**Problem requirements**
Look through the lines below and extract each one that contains "Fill".

Stored data entries

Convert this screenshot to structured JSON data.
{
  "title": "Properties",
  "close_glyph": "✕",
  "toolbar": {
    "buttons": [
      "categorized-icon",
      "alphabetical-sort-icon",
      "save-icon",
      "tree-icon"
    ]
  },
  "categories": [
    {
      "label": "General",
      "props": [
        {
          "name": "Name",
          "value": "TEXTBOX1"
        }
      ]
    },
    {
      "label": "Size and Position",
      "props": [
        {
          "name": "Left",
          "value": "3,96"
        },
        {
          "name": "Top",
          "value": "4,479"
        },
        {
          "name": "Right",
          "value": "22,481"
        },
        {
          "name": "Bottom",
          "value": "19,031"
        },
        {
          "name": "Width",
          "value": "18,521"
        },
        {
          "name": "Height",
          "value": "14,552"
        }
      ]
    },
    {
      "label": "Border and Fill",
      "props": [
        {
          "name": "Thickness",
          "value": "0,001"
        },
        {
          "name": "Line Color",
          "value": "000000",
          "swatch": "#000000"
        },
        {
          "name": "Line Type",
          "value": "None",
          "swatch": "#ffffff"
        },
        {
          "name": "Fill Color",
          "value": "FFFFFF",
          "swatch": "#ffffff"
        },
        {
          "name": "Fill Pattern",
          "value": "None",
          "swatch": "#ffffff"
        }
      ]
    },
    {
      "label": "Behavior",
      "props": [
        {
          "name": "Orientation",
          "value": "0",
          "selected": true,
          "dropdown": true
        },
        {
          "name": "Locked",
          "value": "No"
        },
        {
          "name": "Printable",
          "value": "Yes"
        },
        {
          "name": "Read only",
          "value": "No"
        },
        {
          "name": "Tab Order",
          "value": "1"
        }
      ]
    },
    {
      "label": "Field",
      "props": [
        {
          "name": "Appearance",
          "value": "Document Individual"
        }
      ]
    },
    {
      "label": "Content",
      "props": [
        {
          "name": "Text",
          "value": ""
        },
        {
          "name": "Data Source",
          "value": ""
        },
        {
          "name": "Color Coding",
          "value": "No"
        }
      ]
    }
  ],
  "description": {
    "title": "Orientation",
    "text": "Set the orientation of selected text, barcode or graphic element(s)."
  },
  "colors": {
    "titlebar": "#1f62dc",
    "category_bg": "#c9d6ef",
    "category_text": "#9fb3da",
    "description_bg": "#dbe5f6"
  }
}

**Correct answer**
      "label": "Border and Fill",
          "name": "Fill Color",
          "name": "Fill Pattern",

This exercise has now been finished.